• [GIVEN INSTRUCTION] Each line that holds the word "universitari" counts once; report the total and nothing else.

====== DATA FOR THIS EXERCISE

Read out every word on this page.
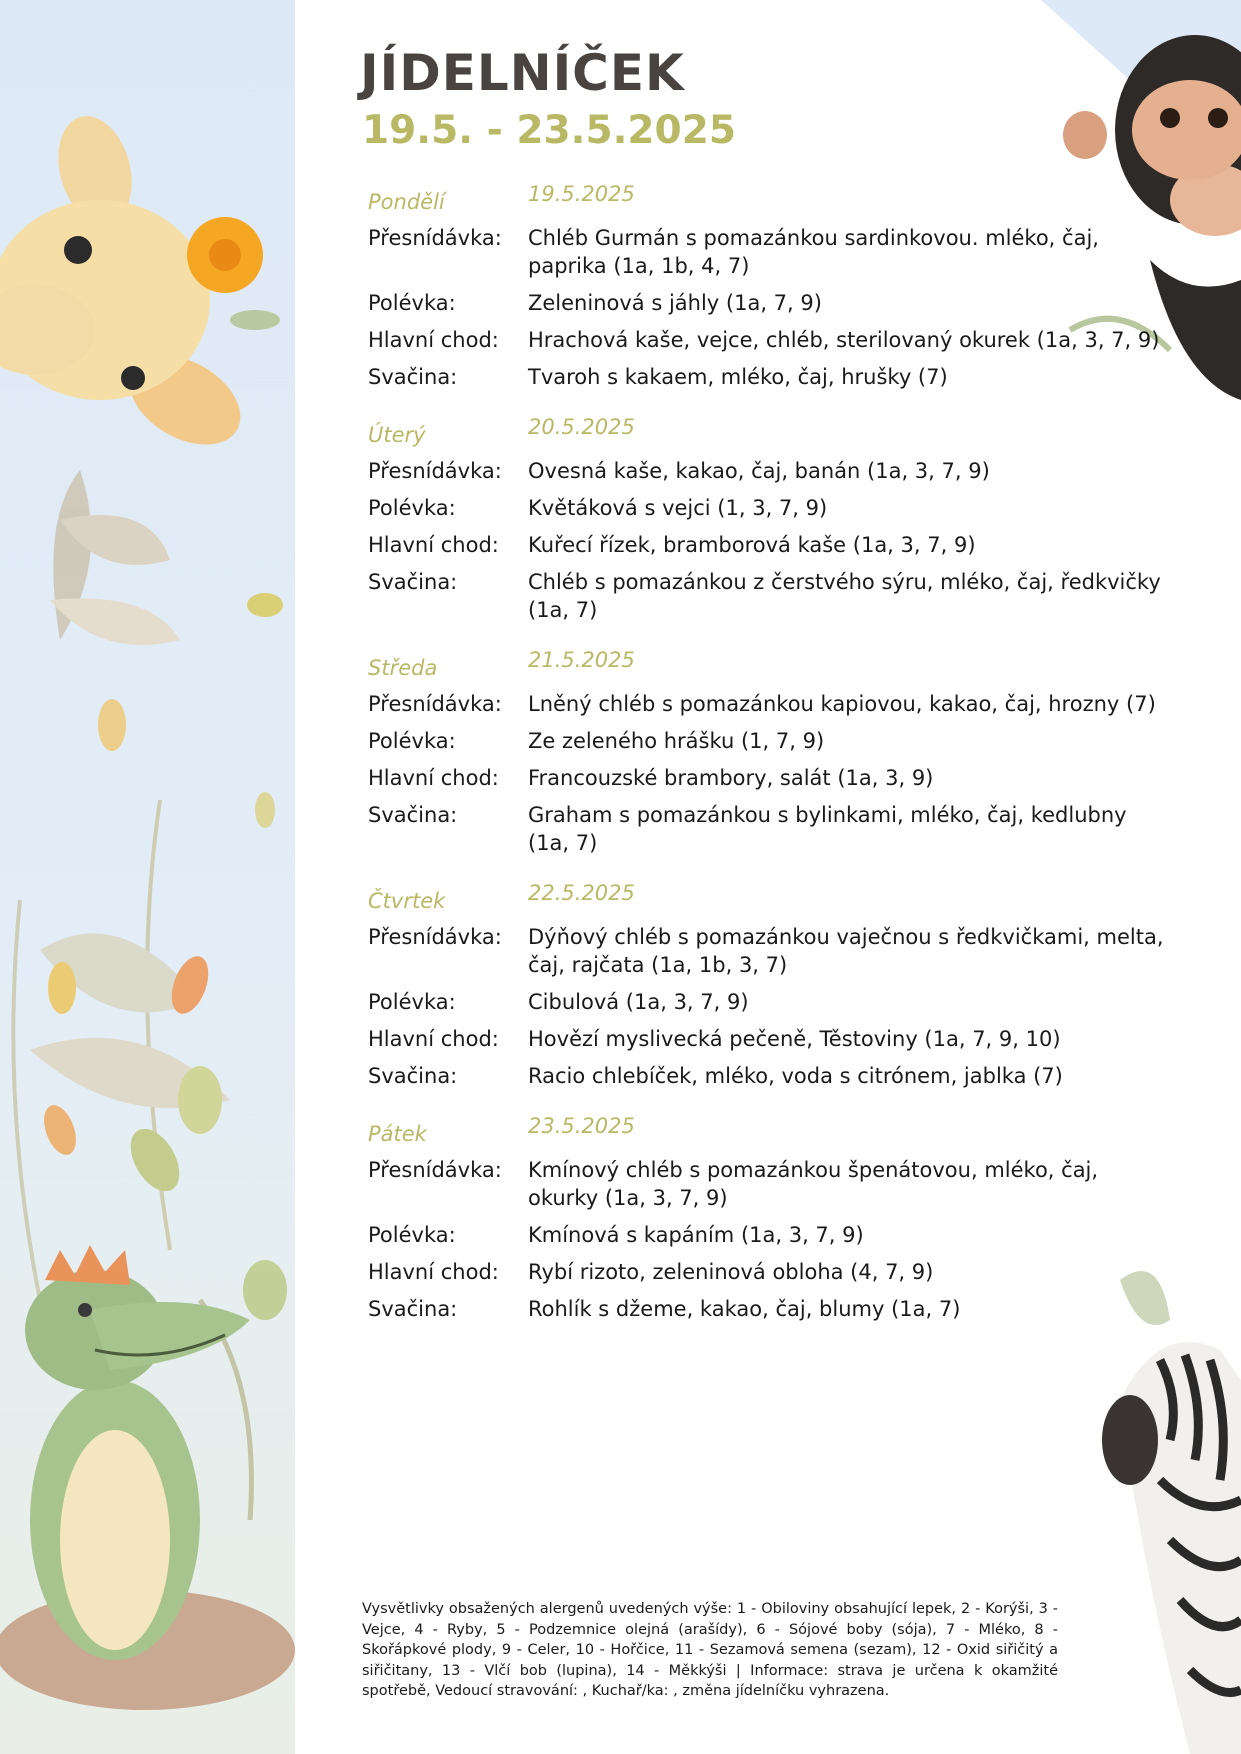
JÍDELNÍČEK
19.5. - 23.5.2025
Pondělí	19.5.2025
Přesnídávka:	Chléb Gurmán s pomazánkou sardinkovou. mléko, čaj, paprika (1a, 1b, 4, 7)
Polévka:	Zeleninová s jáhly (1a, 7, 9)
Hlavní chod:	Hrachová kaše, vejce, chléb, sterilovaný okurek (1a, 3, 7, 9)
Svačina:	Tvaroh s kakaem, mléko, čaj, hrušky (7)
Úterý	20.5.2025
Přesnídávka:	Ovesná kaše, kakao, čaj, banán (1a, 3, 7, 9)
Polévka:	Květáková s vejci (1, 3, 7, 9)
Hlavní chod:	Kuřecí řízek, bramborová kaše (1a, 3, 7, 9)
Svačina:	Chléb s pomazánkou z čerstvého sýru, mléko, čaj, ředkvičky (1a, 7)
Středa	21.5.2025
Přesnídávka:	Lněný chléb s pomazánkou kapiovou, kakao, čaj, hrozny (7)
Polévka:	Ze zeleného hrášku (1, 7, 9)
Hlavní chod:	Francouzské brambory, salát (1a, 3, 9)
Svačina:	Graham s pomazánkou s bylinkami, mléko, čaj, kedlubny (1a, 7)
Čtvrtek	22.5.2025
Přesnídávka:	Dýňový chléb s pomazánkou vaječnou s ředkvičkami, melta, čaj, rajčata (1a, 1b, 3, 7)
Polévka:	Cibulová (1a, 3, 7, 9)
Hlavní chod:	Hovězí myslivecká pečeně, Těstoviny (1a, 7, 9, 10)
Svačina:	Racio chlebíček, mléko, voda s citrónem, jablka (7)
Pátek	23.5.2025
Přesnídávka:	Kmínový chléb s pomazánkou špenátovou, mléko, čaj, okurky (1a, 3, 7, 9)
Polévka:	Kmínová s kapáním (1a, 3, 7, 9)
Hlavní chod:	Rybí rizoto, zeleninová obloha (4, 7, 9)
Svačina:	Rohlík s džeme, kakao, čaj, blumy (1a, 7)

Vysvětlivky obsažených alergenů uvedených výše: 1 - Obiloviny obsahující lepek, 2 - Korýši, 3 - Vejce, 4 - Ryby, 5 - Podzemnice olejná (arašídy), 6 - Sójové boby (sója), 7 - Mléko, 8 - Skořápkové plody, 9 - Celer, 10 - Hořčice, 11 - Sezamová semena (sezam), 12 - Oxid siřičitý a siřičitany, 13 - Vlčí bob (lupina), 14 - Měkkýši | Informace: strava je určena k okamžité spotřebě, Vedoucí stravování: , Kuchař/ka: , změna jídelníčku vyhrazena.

============
====== DATA FOR THIS EXERCISE

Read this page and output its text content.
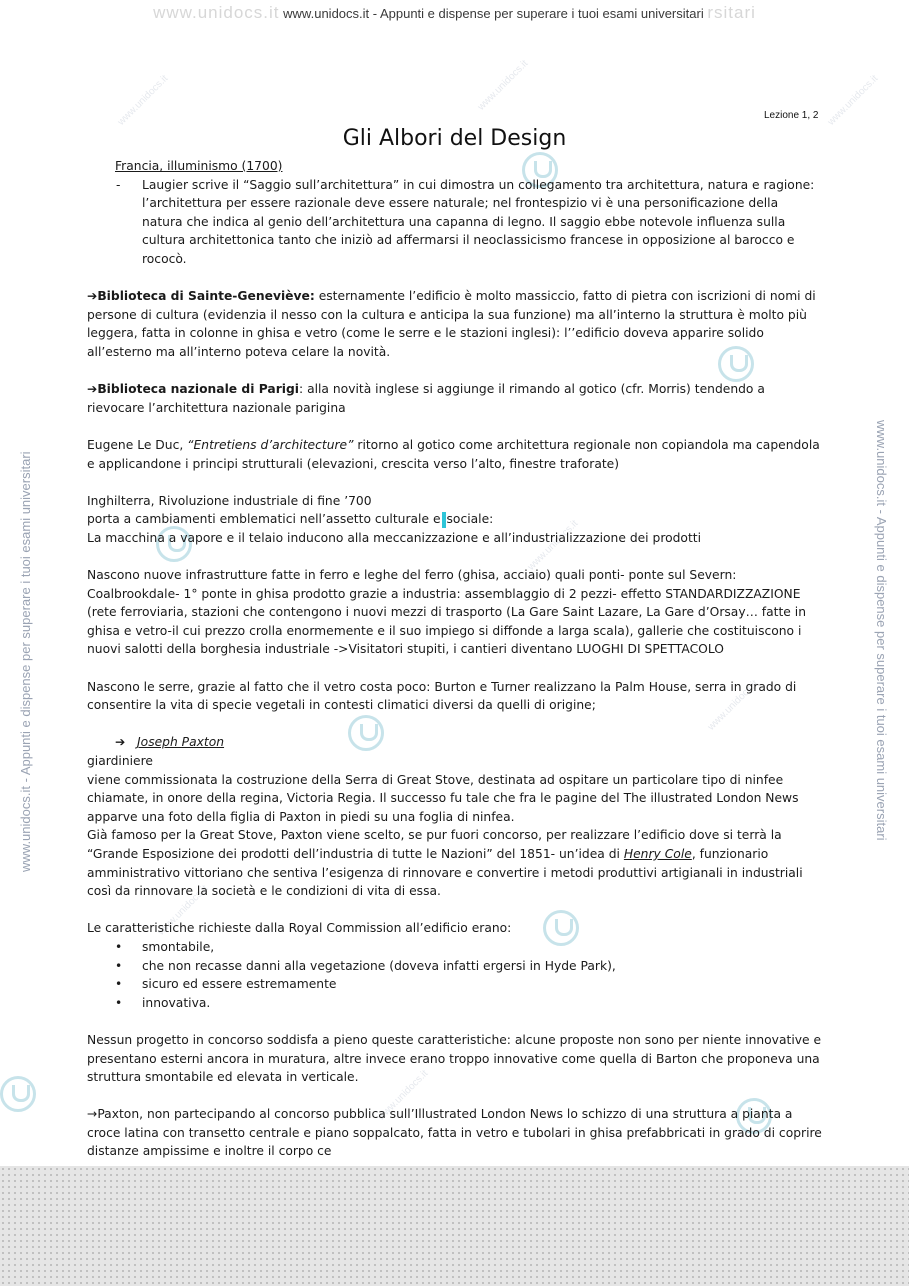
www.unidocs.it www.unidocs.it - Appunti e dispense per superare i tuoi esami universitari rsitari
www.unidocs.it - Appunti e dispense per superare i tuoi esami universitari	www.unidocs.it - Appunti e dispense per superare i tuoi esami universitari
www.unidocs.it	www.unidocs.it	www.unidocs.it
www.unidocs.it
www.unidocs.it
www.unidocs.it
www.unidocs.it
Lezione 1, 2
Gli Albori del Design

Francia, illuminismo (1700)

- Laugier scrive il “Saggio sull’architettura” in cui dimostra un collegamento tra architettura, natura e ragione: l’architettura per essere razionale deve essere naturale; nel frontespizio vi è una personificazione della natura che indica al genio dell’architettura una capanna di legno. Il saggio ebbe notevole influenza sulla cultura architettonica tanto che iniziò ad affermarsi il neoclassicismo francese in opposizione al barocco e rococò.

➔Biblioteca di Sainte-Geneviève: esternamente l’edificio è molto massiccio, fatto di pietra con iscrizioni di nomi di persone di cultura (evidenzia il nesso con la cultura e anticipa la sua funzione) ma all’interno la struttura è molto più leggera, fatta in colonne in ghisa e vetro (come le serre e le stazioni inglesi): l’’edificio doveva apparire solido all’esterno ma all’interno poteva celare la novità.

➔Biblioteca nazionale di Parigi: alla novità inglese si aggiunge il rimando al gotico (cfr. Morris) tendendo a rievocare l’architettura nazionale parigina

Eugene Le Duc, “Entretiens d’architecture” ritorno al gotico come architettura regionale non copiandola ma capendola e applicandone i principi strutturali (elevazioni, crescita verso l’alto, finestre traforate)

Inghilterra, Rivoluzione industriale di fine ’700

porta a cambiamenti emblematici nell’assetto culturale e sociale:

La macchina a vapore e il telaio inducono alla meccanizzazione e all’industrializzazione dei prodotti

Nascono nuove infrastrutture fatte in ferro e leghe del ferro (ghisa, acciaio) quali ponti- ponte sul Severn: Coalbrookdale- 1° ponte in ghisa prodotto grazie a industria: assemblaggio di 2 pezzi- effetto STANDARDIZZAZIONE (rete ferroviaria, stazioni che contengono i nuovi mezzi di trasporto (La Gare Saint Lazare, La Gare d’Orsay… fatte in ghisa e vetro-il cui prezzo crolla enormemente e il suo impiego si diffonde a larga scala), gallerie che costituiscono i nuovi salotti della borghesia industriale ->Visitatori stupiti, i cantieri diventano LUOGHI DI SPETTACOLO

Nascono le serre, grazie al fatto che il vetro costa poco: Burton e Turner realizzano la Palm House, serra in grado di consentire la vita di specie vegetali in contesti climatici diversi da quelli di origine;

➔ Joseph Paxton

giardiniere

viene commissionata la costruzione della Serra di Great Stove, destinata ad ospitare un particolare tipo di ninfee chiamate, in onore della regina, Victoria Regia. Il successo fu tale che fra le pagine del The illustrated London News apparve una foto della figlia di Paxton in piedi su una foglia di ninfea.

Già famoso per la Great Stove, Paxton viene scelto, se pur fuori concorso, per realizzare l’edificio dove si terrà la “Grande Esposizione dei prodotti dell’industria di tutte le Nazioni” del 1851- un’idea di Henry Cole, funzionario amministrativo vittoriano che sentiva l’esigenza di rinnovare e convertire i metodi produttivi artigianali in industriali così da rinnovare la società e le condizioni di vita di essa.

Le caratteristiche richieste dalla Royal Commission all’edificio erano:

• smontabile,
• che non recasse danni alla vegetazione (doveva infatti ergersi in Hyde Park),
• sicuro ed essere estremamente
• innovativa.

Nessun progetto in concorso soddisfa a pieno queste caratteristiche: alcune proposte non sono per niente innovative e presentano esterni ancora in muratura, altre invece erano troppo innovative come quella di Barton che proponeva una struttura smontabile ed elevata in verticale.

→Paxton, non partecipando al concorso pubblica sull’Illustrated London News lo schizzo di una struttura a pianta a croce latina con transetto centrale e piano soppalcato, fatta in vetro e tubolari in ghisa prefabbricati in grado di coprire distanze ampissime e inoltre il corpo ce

============
====== DATA FOR THIS EXERCISE

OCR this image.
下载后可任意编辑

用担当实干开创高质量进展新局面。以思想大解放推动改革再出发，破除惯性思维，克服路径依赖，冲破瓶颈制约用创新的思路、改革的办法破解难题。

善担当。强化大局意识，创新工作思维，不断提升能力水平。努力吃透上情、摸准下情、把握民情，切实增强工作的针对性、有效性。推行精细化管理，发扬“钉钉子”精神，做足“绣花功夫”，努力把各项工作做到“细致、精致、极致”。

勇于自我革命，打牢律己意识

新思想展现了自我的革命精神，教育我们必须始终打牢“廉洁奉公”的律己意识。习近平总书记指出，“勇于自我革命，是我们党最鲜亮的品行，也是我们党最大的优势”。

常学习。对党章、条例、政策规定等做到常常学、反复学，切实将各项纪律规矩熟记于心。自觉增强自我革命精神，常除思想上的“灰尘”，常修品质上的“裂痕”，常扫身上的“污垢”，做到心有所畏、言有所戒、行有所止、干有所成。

============

• [SOLVED EXERCISE] 2